(Dataset records)
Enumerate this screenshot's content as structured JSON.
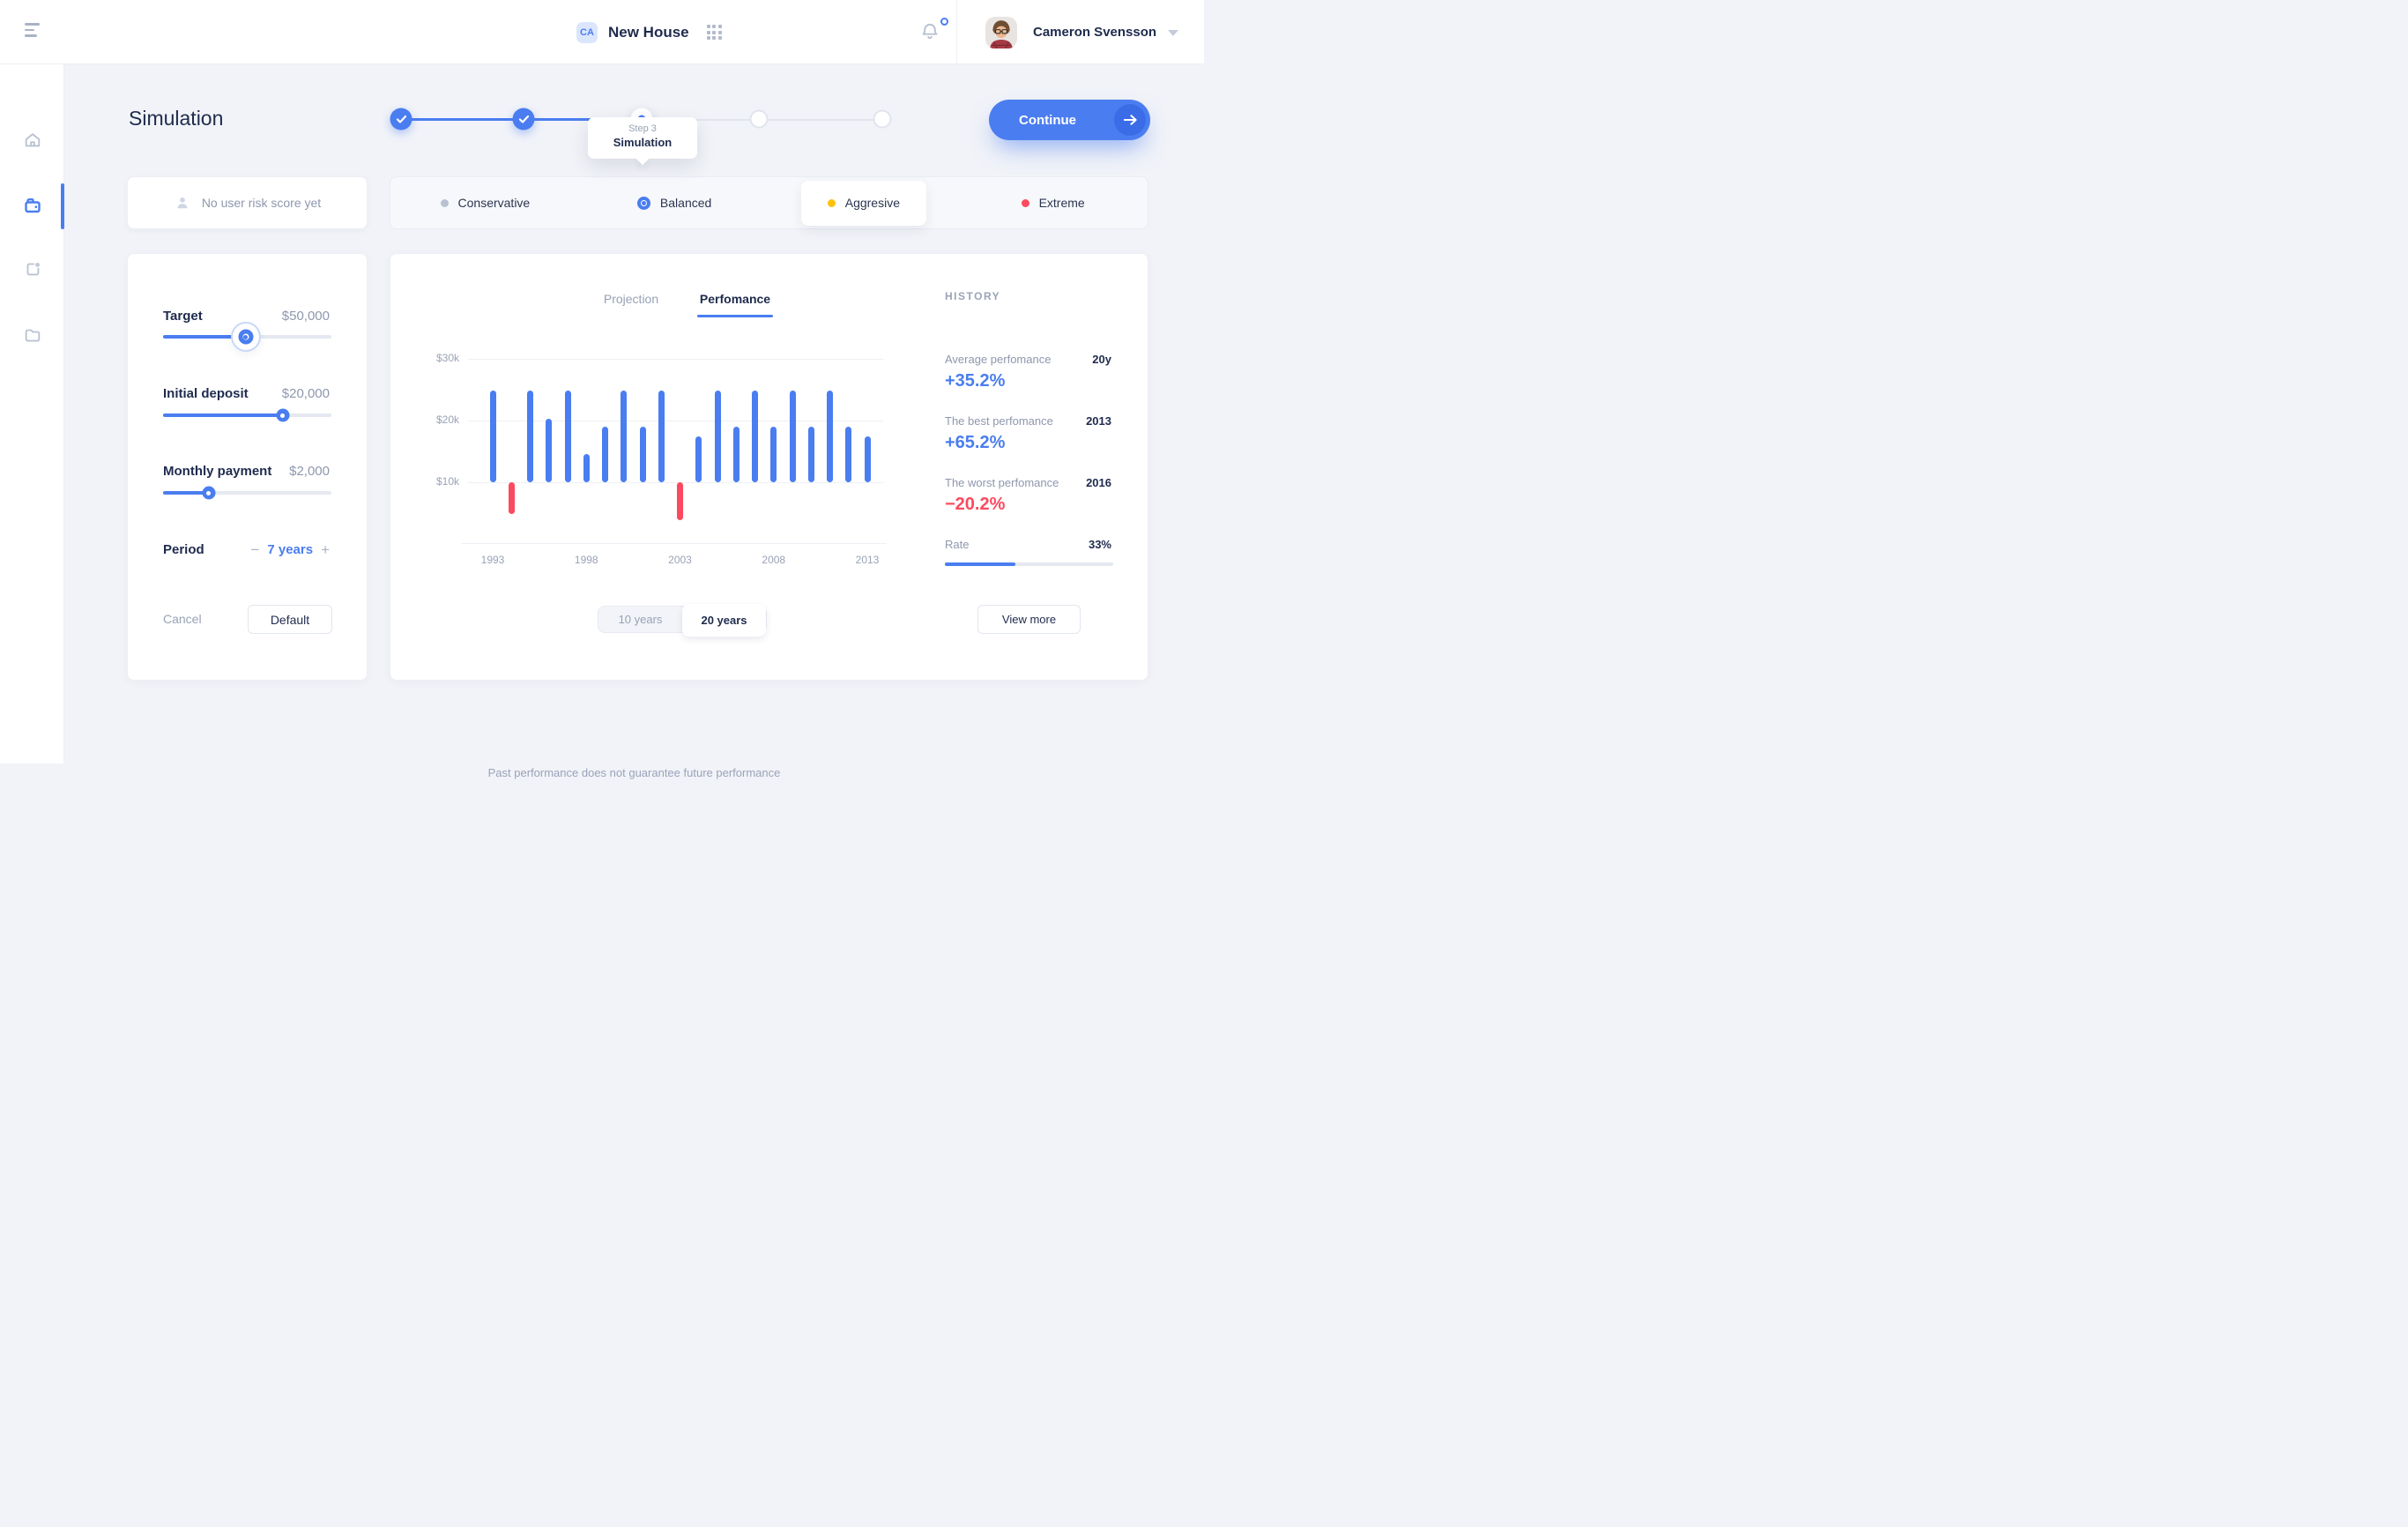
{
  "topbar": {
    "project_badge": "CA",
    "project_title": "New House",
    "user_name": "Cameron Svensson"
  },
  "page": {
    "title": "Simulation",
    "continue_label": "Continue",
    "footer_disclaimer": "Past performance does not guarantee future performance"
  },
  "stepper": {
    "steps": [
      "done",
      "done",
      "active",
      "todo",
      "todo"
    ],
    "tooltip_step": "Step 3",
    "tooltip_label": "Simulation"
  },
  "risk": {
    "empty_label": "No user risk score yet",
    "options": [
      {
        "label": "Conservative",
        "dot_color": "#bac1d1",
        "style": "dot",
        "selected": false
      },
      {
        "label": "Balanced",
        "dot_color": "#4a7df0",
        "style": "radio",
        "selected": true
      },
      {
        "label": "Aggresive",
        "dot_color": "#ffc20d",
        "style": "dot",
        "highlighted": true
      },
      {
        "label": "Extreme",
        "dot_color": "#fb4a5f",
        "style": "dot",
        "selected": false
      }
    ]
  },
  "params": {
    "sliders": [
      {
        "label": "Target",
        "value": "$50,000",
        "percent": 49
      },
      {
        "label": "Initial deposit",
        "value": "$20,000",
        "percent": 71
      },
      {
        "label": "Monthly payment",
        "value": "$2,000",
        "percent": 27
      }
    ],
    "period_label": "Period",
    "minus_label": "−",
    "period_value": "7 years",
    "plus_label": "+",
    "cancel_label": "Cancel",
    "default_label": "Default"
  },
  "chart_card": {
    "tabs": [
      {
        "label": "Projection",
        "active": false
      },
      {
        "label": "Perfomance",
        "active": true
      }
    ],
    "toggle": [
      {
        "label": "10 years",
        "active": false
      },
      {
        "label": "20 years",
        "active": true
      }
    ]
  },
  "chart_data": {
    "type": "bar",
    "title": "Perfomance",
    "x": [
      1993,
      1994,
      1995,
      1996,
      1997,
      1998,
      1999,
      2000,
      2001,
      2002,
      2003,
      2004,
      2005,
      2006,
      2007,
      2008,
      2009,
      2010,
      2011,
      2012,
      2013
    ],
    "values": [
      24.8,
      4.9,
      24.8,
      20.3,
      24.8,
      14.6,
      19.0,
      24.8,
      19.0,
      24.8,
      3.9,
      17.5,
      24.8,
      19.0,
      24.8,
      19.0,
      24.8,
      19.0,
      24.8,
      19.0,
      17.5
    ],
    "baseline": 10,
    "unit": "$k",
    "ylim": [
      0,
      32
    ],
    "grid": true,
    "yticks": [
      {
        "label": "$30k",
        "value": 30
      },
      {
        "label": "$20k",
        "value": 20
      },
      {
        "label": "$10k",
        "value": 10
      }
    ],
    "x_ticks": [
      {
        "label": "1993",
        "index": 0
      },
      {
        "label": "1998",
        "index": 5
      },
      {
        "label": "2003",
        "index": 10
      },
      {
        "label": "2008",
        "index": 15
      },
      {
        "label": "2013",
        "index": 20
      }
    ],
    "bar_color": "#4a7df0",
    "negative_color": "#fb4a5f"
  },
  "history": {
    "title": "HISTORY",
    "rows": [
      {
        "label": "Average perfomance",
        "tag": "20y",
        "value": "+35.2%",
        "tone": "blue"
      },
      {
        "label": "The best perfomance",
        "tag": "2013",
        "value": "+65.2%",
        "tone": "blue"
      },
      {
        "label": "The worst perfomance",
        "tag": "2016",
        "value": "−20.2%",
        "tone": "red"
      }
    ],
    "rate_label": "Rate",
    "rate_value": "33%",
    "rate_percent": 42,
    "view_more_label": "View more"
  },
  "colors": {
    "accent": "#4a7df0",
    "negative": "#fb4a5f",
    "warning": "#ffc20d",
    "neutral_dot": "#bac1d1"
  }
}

[INSTRUCTIONS FOR THE TASK]:
Work out the count of lines containing the word "Simulation", then write only that count.

[OUTPUT BELOW]:
2